| Job |
Lines containing the string "TOTAL" are to be collected in full.

..............................

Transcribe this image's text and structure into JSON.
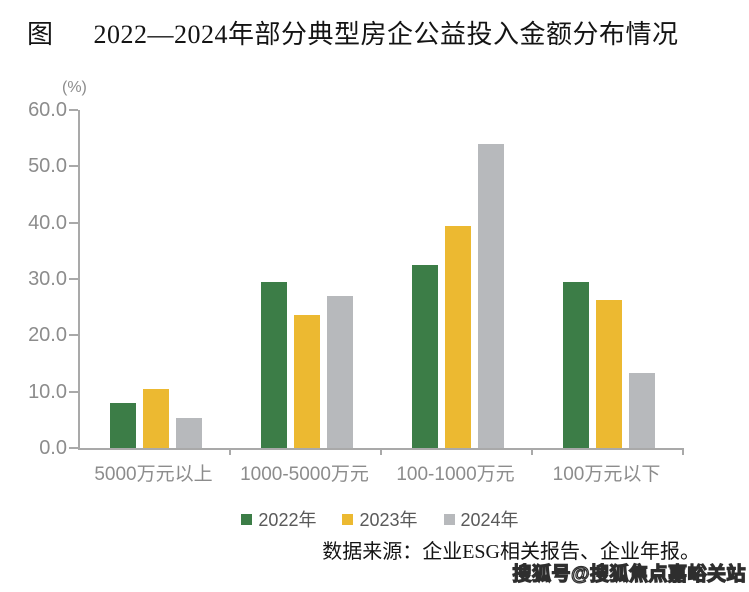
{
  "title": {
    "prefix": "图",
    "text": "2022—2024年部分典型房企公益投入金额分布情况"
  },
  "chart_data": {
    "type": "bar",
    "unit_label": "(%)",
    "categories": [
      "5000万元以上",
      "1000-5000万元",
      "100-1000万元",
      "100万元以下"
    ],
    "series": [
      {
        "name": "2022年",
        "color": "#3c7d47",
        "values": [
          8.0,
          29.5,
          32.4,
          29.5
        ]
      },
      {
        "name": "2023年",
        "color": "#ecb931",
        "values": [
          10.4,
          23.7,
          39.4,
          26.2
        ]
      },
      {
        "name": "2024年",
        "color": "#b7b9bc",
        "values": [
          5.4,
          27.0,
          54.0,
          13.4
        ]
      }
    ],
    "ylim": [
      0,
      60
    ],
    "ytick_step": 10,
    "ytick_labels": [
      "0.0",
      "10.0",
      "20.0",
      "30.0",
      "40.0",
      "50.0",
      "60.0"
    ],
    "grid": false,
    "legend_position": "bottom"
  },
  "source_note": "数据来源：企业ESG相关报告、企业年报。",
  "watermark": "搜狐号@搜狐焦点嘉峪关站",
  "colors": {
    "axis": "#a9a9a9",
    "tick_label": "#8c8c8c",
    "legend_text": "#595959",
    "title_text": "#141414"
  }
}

..............................

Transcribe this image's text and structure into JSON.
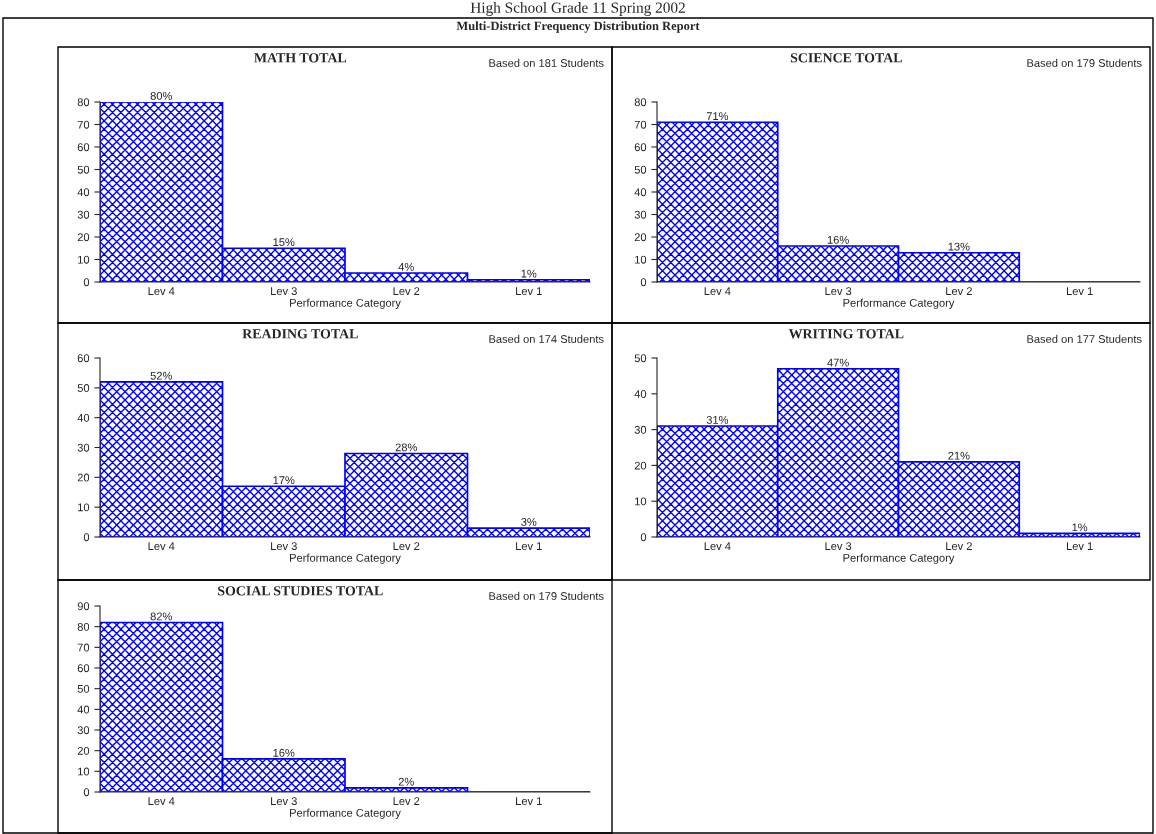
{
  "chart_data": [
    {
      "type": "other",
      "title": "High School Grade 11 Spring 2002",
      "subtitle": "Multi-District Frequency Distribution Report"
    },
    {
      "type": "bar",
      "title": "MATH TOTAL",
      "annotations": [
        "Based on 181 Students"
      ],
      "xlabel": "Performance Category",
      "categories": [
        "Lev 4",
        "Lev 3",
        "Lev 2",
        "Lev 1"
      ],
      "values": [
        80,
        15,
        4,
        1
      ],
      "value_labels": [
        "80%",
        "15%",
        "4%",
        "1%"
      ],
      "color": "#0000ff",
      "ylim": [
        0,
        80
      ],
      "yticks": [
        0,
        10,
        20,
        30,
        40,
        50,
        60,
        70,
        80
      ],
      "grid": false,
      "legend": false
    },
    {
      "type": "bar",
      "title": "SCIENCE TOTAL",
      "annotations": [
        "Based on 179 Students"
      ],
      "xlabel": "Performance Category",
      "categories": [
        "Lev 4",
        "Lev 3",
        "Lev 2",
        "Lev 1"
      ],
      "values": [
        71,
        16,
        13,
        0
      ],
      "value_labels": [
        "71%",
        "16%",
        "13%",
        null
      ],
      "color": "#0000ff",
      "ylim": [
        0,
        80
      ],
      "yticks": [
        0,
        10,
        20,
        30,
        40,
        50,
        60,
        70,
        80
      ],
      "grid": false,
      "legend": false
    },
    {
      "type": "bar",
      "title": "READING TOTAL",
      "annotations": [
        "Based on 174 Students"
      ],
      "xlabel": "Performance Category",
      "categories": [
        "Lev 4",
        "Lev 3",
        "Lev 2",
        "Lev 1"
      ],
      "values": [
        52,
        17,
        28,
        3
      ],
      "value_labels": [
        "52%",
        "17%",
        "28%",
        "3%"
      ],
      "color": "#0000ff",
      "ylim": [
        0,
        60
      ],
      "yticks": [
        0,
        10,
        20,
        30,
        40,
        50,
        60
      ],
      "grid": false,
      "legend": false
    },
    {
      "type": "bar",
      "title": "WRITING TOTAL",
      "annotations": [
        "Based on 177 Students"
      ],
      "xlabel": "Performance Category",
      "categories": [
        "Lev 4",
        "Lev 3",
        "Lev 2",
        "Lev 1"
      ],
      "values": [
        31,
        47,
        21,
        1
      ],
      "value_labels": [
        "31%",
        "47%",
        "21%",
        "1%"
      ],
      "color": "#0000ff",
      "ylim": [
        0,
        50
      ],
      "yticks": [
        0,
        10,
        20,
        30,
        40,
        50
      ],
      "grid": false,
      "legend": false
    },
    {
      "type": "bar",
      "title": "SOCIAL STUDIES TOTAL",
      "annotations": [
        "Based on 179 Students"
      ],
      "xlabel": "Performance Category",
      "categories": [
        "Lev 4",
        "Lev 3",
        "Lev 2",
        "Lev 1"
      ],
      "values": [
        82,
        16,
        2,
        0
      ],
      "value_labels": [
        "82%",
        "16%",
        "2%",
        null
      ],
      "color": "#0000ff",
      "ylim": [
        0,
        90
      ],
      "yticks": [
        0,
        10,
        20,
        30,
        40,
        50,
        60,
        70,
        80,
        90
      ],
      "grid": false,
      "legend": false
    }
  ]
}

..............................

| In response |
      "title": "MATH TOTAL",
      "title": "SCIENCE TOTAL",
      "title": "READING TOTAL",
      "title": "WRITING TOTAL",
      "title": "SOCIAL STUDIES TOTAL",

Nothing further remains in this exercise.